**Goal of the exercise:**
Transcribe the whole listing without a single picture.
╔══
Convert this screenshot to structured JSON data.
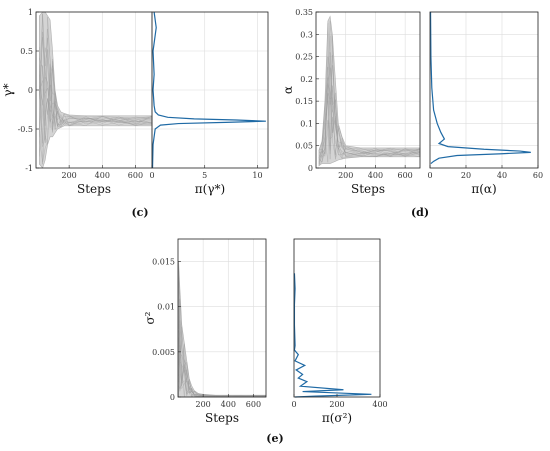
{
  "colors": {
    "trace": "#b0b0b0",
    "density": "#1f6aa5",
    "grid": "#dddddd",
    "axis": "#222222"
  },
  "panels": {
    "c": {
      "label": "(c)"
    },
    "d": {
      "label": "(d)"
    },
    "e": {
      "label": "(e)"
    }
  },
  "chart_data": [
    {
      "id": "c-trace",
      "type": "line",
      "panel": "c",
      "title": "",
      "xlabel": "Steps",
      "ylabel": "γ*",
      "xlim": [
        0,
        700
      ],
      "ylim": [
        -1,
        1
      ],
      "grid": true,
      "xticks": [
        200,
        400,
        600
      ],
      "yticks": [
        -1,
        -0.5,
        0,
        0.5,
        1
      ],
      "xtick_labels": [
        "200",
        "400",
        "600"
      ],
      "ytick_labels": [
        "-1",
        "-0.5",
        "0",
        "0.5",
        "1"
      ],
      "series": [
        {
          "x": [
            20,
            40,
            55,
            70,
            85,
            100,
            115,
            130,
            150,
            170,
            200,
            300,
            400,
            500,
            600,
            700
          ],
          "upper": [
            0.95,
            1.0,
            1.0,
            0.95,
            0.9,
            0.5,
            0.0,
            -0.2,
            -0.28,
            -0.3,
            -0.32,
            -0.33,
            -0.33,
            -0.33,
            -0.33,
            -0.33
          ],
          "lower": [
            -0.95,
            -1.0,
            -0.9,
            -0.7,
            -0.6,
            -0.6,
            -0.55,
            -0.5,
            -0.48,
            -0.46,
            -0.46,
            -0.46,
            -0.46,
            -0.46,
            -0.46,
            -0.46
          ]
        }
      ]
    },
    {
      "id": "c-density",
      "type": "line",
      "panel": "c",
      "title": "",
      "xlabel": "π(γ*)",
      "ylabel": "",
      "xlim": [
        0,
        11
      ],
      "ylim": [
        -1,
        1
      ],
      "grid": true,
      "xticks": [
        0,
        5,
        10
      ],
      "xtick_labels": [
        "0",
        "5",
        "10"
      ],
      "series": [
        {
          "x": [
            0.2,
            0.4,
            0.1,
            0.2,
            0.1,
            0.2,
            0.3,
            0.6,
            1.5,
            4.0,
            8.0,
            10.8,
            7.0,
            2.5,
            0.8,
            0.3,
            0.1,
            0.05
          ],
          "y": [
            1.0,
            0.8,
            0.5,
            0.2,
            0.0,
            -0.2,
            -0.28,
            -0.32,
            -0.35,
            -0.37,
            -0.385,
            -0.4,
            -0.415,
            -0.43,
            -0.45,
            -0.5,
            -0.7,
            -1.0
          ]
        }
      ]
    },
    {
      "id": "d-trace",
      "type": "line",
      "panel": "d",
      "title": "",
      "xlabel": "Steps",
      "ylabel": "α",
      "xlim": [
        0,
        700
      ],
      "ylim": [
        0,
        0.35
      ],
      "grid": true,
      "xticks": [
        200,
        400,
        600
      ],
      "yticks": [
        0,
        0.05,
        0.1,
        0.15,
        0.2,
        0.25,
        0.3,
        0.35
      ],
      "xtick_labels": [
        "200",
        "400",
        "600"
      ],
      "ytick_labels": [
        "0",
        "0.05",
        "0.1",
        "0.15",
        "0.2",
        "0.25",
        "0.3",
        "0.35"
      ],
      "series": [
        {
          "x": [
            20,
            40,
            60,
            80,
            95,
            110,
            130,
            150,
            175,
            200,
            300,
            400,
            500,
            600,
            700
          ],
          "upper": [
            0.04,
            0.06,
            0.15,
            0.33,
            0.34,
            0.3,
            0.2,
            0.1,
            0.07,
            0.05,
            0.045,
            0.045,
            0.045,
            0.045,
            0.045
          ],
          "lower": [
            0.005,
            0.01,
            0.01,
            0.01,
            0.01,
            0.012,
            0.015,
            0.018,
            0.02,
            0.022,
            0.025,
            0.025,
            0.025,
            0.025,
            0.025
          ]
        }
      ]
    },
    {
      "id": "d-density",
      "type": "line",
      "panel": "d",
      "title": "",
      "xlabel": "π(α)",
      "ylabel": "",
      "xlim": [
        0,
        60
      ],
      "ylim": [
        0,
        0.35
      ],
      "grid": true,
      "xticks": [
        0,
        20,
        40,
        60
      ],
      "xtick_labels": [
        "0",
        "20",
        "40",
        "60"
      ],
      "series": [
        {
          "x": [
            0.3,
            0.5,
            1,
            2,
            4,
            6,
            8,
            5,
            10,
            30,
            50,
            56,
            40,
            15,
            5,
            2,
            0.5
          ],
          "y": [
            0.35,
            0.25,
            0.18,
            0.13,
            0.1,
            0.08,
            0.065,
            0.055,
            0.048,
            0.042,
            0.038,
            0.035,
            0.032,
            0.028,
            0.022,
            0.015,
            0.01
          ]
        }
      ]
    },
    {
      "id": "e-trace",
      "type": "line",
      "panel": "e",
      "title": "",
      "xlabel": "Steps",
      "ylabel": "σ²",
      "xlim": [
        0,
        700
      ],
      "ylim": [
        0,
        0.0175
      ],
      "grid": true,
      "xticks": [
        200,
        400,
        600
      ],
      "yticks": [
        0,
        0.005,
        0.01,
        0.015
      ],
      "xtick_labels": [
        "200",
        "400",
        "600"
      ],
      "ytick_labels": [
        "0",
        "0.005",
        "0.01",
        "0.015"
      ],
      "series": [
        {
          "x": [
            5,
            15,
            30,
            50,
            70,
            90,
            110,
            130,
            160,
            200,
            300,
            400,
            500,
            600,
            700
          ],
          "upper": [
            0.015,
            0.012,
            0.008,
            0.006,
            0.004,
            0.002,
            0.0012,
            0.0007,
            0.0004,
            0.0003,
            0.0002,
            0.0002,
            0.0002,
            0.0002,
            0.0002
          ],
          "lower": [
            0.0,
            0.0,
            0.0,
            0.0,
            0.0,
            0.0,
            0.0,
            0.0,
            0.0,
            0.0,
            0.0,
            0.0,
            0.0,
            0.0,
            0.0
          ]
        }
      ]
    },
    {
      "id": "e-density",
      "type": "line",
      "panel": "e",
      "title": "",
      "xlabel": "π(σ²)",
      "ylabel": "",
      "xlim": [
        0,
        400
      ],
      "ylim": [
        0,
        0.0175
      ],
      "grid": true,
      "xticks": [
        0,
        200,
        400
      ],
      "xtick_labels": [
        "0",
        "200",
        "400"
      ],
      "series": [
        {
          "x": [
            2,
            5,
            2,
            2,
            5,
            2,
            20,
            5,
            50,
            10,
            40,
            20,
            60,
            30,
            230,
            40,
            360,
            100,
            5
          ],
          "y": [
            0.0137,
            0.012,
            0.0102,
            0.008,
            0.0057,
            0.0052,
            0.0047,
            0.004,
            0.0035,
            0.003,
            0.0025,
            0.0021,
            0.0017,
            0.0012,
            0.0008,
            0.0006,
            0.0003,
            0.0001,
            0.0
          ]
        }
      ]
    }
  ]
}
╚══
**Solved exercise:**
Convert this screenshot to structured JSON data.
{
  "colors": {
    "trace": "#b0b0b0",
    "density": "#1f6aa5",
    "grid": "#dddddd",
    "axis": "#222222"
  },
  "panels": {
    "c": {
      "label": "(c)"
    },
    "d": {
      "label": "(d)"
    },
    "e": {
      "label": "(e)"
    }
  },
  "chart_data": [
    {
      "id": "c-trace",
      "type": "line",
      "panel": "c",
      "title": "",
      "xlabel": "Steps",
      "ylabel": "γ*",
      "xlim": [
        0,
        700
      ],
      "ylim": [
        -1,
        1
      ],
      "grid": true,
      "xticks": [
        200,
        400,
        600
      ],
      "yticks": [
        -1,
        -0.5,
        0,
        0.5,
        1
      ],
      "xtick_labels": [
        "200",
        "400",
        "600"
      ],
      "ytick_labels": [
        "-1",
        "-0.5",
        "0",
        "0.5",
        "1"
      ],
      "series": [
        {
          "x": [
            20,
            40,
            55,
            70,
            85,
            100,
            115,
            130,
            150,
            170,
            200,
            300,
            400,
            500,
            600,
            700
          ],
          "upper": [
            0.95,
            1.0,
            1.0,
            0.95,
            0.9,
            0.5,
            0.0,
            -0.2,
            -0.28,
            -0.3,
            -0.32,
            -0.33,
            -0.33,
            -0.33,
            -0.33,
            -0.33
          ],
          "lower": [
            -0.95,
            -1.0,
            -0.9,
            -0.7,
            -0.6,
            -0.6,
            -0.55,
            -0.5,
            -0.48,
            -0.46,
            -0.46,
            -0.46,
            -0.46,
            -0.46,
            -0.46,
            -0.46
          ]
        }
      ]
    },
    {
      "id": "c-density",
      "type": "line",
      "panel": "c",
      "title": "",
      "xlabel": "π(γ*)",
      "ylabel": "",
      "xlim": [
        0,
        11
      ],
      "ylim": [
        -1,
        1
      ],
      "grid": true,
      "xticks": [
        0,
        5,
        10
      ],
      "xtick_labels": [
        "0",
        "5",
        "10"
      ],
      "series": [
        {
          "x": [
            0.2,
            0.4,
            0.1,
            0.2,
            0.1,
            0.2,
            0.3,
            0.6,
            1.5,
            4.0,
            8.0,
            10.8,
            7.0,
            2.5,
            0.8,
            0.3,
            0.1,
            0.05
          ],
          "y": [
            1.0,
            0.8,
            0.5,
            0.2,
            0.0,
            -0.2,
            -0.28,
            -0.32,
            -0.35,
            -0.37,
            -0.385,
            -0.4,
            -0.415,
            -0.43,
            -0.45,
            -0.5,
            -0.7,
            -1.0
          ]
        }
      ]
    },
    {
      "id": "d-trace",
      "type": "line",
      "panel": "d",
      "title": "",
      "xlabel": "Steps",
      "ylabel": "α",
      "xlim": [
        0,
        700
      ],
      "ylim": [
        0,
        0.35
      ],
      "grid": true,
      "xticks": [
        200,
        400,
        600
      ],
      "yticks": [
        0,
        0.05,
        0.1,
        0.15,
        0.2,
        0.25,
        0.3,
        0.35
      ],
      "xtick_labels": [
        "200",
        "400",
        "600"
      ],
      "ytick_labels": [
        "0",
        "0.05",
        "0.1",
        "0.15",
        "0.2",
        "0.25",
        "0.3",
        "0.35"
      ],
      "series": [
        {
          "x": [
            20,
            40,
            60,
            80,
            95,
            110,
            130,
            150,
            175,
            200,
            300,
            400,
            500,
            600,
            700
          ],
          "upper": [
            0.04,
            0.06,
            0.15,
            0.33,
            0.34,
            0.3,
            0.2,
            0.1,
            0.07,
            0.05,
            0.045,
            0.045,
            0.045,
            0.045,
            0.045
          ],
          "lower": [
            0.005,
            0.01,
            0.01,
            0.01,
            0.01,
            0.012,
            0.015,
            0.018,
            0.02,
            0.022,
            0.025,
            0.025,
            0.025,
            0.025,
            0.025
          ]
        }
      ]
    },
    {
      "id": "d-density",
      "type": "line",
      "panel": "d",
      "title": "",
      "xlabel": "π(α)",
      "ylabel": "",
      "xlim": [
        0,
        60
      ],
      "ylim": [
        0,
        0.35
      ],
      "grid": true,
      "xticks": [
        0,
        20,
        40,
        60
      ],
      "xtick_labels": [
        "0",
        "20",
        "40",
        "60"
      ],
      "series": [
        {
          "x": [
            0.3,
            0.5,
            1,
            2,
            4,
            6,
            8,
            5,
            10,
            30,
            50,
            56,
            40,
            15,
            5,
            2,
            0.5
          ],
          "y": [
            0.35,
            0.25,
            0.18,
            0.13,
            0.1,
            0.08,
            0.065,
            0.055,
            0.048,
            0.042,
            0.038,
            0.035,
            0.032,
            0.028,
            0.022,
            0.015,
            0.01
          ]
        }
      ]
    },
    {
      "id": "e-trace",
      "type": "line",
      "panel": "e",
      "title": "",
      "xlabel": "Steps",
      "ylabel": "σ²",
      "xlim": [
        0,
        700
      ],
      "ylim": [
        0,
        0.0175
      ],
      "grid": true,
      "xticks": [
        200,
        400,
        600
      ],
      "yticks": [
        0,
        0.005,
        0.01,
        0.015
      ],
      "xtick_labels": [
        "200",
        "400",
        "600"
      ],
      "ytick_labels": [
        "0",
        "0.005",
        "0.01",
        "0.015"
      ],
      "series": [
        {
          "x": [
            5,
            15,
            30,
            50,
            70,
            90,
            110,
            130,
            160,
            200,
            300,
            400,
            500,
            600,
            700
          ],
          "upper": [
            0.015,
            0.012,
            0.008,
            0.006,
            0.004,
            0.002,
            0.0012,
            0.0007,
            0.0004,
            0.0003,
            0.0002,
            0.0002,
            0.0002,
            0.0002,
            0.0002
          ],
          "lower": [
            0.0,
            0.0,
            0.0,
            0.0,
            0.0,
            0.0,
            0.0,
            0.0,
            0.0,
            0.0,
            0.0,
            0.0,
            0.0,
            0.0,
            0.0
          ]
        }
      ]
    },
    {
      "id": "e-density",
      "type": "line",
      "panel": "e",
      "title": "",
      "xlabel": "π(σ²)",
      "ylabel": "",
      "xlim": [
        0,
        400
      ],
      "ylim": [
        0,
        0.0175
      ],
      "grid": true,
      "xticks": [
        0,
        200,
        400
      ],
      "xtick_labels": [
        "0",
        "200",
        "400"
      ],
      "series": [
        {
          "x": [
            2,
            5,
            2,
            2,
            5,
            2,
            20,
            5,
            50,
            10,
            40,
            20,
            60,
            30,
            230,
            40,
            360,
            100,
            5
          ],
          "y": [
            0.0137,
            0.012,
            0.0102,
            0.008,
            0.0057,
            0.0052,
            0.0047,
            0.004,
            0.0035,
            0.003,
            0.0025,
            0.0021,
            0.0017,
            0.0012,
            0.0008,
            0.0006,
            0.0003,
            0.0001,
            0.0
          ]
        }
      ]
    }
  ]
}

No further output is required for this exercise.